• Task goal:
Could you retype the MNIST digit classification notebook from "Then we will" to "y_test = get_mnist('MNIST')", word for word?

• Article:
************

# MNIST handwritten digits classification with linear methods

In this notebook, we'll classify handwritten digits using linear classifiers and [scikit-learn](https://scikit-learn.org/).

First, the needed imports. 

In [None]:
%matplotlib inline

from pml_utils import get_mnist

import sklearn
from sklearn import svm
from sklearn.linear_model import LogisticRegression
from sklearn.multiclass import OneVsRestClassifier
from sklearn.metrics import accuracy_score, confusion_matrix, classification_report

import matplotlib.pyplot as plt
import seaborn as sns
sns.set()

from packaging.version import Version
assert(Version(sklearn.__version__) >= Version("0.20")), "Version >= 0.20 of sklearn is required."

## MNIST digit data

Then we will load the MNIST data. The first time, it will download the data over the network, which can take a while.

In [None]:
X_train, y_train, X_test, y_test = get_mnist('MNIST')

************

• Raw data:
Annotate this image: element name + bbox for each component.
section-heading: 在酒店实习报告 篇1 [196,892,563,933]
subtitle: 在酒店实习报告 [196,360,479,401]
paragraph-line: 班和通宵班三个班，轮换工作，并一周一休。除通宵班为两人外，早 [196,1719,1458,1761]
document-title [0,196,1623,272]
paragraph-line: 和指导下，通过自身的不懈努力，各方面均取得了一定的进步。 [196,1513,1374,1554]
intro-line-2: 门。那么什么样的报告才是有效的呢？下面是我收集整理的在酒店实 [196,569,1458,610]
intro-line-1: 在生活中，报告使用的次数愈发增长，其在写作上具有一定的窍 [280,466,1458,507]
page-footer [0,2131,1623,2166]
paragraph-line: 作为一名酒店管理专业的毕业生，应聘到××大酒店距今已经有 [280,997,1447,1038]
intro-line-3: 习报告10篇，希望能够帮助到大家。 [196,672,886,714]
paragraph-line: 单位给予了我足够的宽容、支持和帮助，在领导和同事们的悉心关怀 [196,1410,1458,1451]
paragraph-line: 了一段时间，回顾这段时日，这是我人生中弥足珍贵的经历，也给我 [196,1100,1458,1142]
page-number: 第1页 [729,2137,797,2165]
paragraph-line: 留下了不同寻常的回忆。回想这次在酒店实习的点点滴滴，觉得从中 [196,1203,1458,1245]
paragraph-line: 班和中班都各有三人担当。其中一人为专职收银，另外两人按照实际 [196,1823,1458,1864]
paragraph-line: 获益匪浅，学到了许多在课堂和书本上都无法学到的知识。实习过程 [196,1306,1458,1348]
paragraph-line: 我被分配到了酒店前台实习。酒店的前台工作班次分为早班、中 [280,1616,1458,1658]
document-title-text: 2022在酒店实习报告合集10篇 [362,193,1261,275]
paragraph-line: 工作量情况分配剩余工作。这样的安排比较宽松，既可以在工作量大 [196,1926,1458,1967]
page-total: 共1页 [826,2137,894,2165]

************

• Final result:
Then we will load the MNIST data. The first time, it will download the data over the network, which can take a while.

In [None]:
X_train, y_train, X_test, y_test = get_mnist('MNIST')